▶ **Information**:

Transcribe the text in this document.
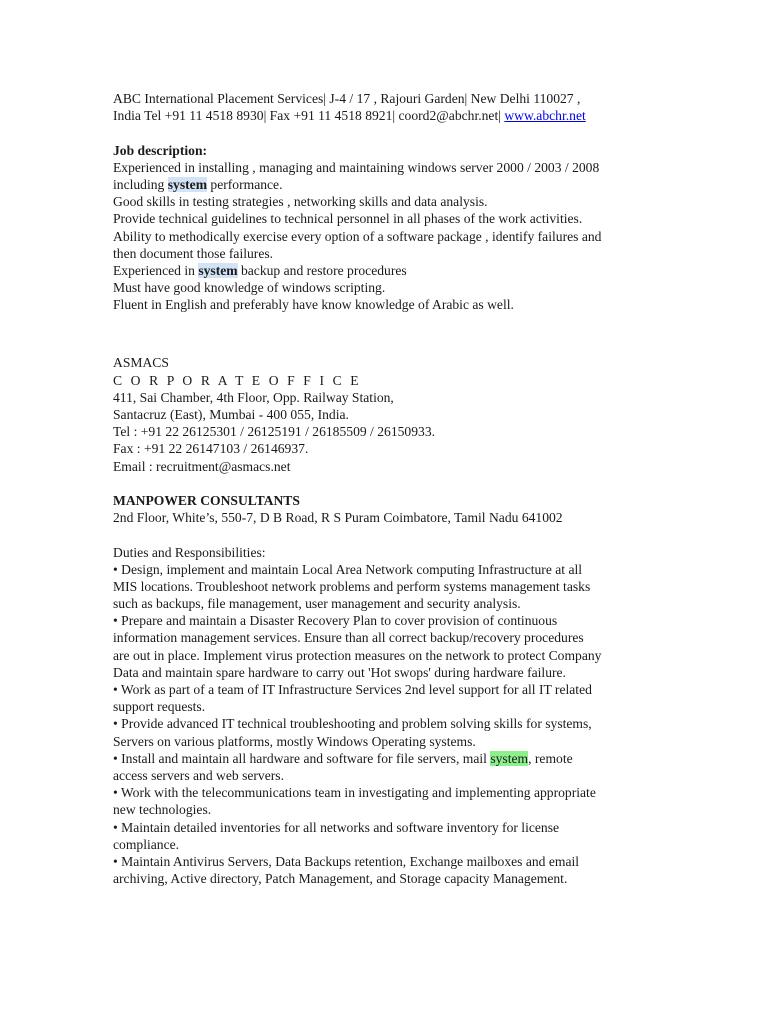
ABC International Placement Services| J-4 / 17 , Rajouri Garden| New Delhi 110027 ,
India Tel +91 11 4518 8930| Fax +91 11 4518 8921| coord2@abchr.net| www.abchr.net
Job description:
Experienced in installing , managing and maintaining windows server 2000 / 2003 / 2008
including system performance.
Good skills in testing strategies , networking skills and data analysis.
Provide technical guidelines to technical personnel in all phases of the work activities.
Ability to methodically exercise every option of a software package , identify failures and
then document those failures.
Experienced in system backup and restore procedures
Must have good knowledge of windows scripting.
Fluent in English and preferably have know knowledge of Arabic as well.
ASMACS
C O R P O R A T E O F F I C E
411, Sai Chamber, 4th Floor, Opp. Railway Station,
Santacruz (East), Mumbai - 400 055, India.
Tel : +91 22 26125301 / 26125191 / 26185509 / 26150933.
Fax : +91 22 26147103 / 26146937.
Email : recruitment@asmacs.net
MANPOWER CONSULTANTS
2nd Floor, White’s, 550-7, D B Road, R S Puram Coimbatore, Tamil Nadu 641002
Duties and Responsibilities:
• Design, implement and maintain Local Area Network computing Infrastructure at all
MIS locations. Troubleshoot network problems and perform systems management tasks
such as backups, file management, user management and security analysis.
• Prepare and maintain a Disaster Recovery Plan to cover provision of continuous
information management services. Ensure than all correct backup/recovery procedures
are out in place. Implement virus protection measures on the network to protect Company
Data and maintain spare hardware to carry out 'Hot swops' during hardware failure.
• Work as part of a team of IT Infrastructure Services 2nd level support for all IT related
support requests.
• Provide advanced IT technical troubleshooting and problem solving skills for systems,
Servers on various platforms, mostly Windows Operating systems.
• Install and maintain all hardware and software for file servers, mail system, remote
access servers and web servers.
• Work with the telecommunications team in investigating and implementing appropriate
new technologies.
• Maintain detailed inventories for all networks and software inventory for license
compliance.
• Maintain Antivirus Servers, Data Backups retention, Exchange mailboxes and email
archiving, Active directory, Patch Management, and Storage capacity Management.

▶ **Task directions**:
Wherever the word "file" appears in the data, return the whole line.

▶ **Exercise answer**:
such as backups, file management, user management and security analysis.
• Install and maintain all hardware and software for file servers, mail system, remote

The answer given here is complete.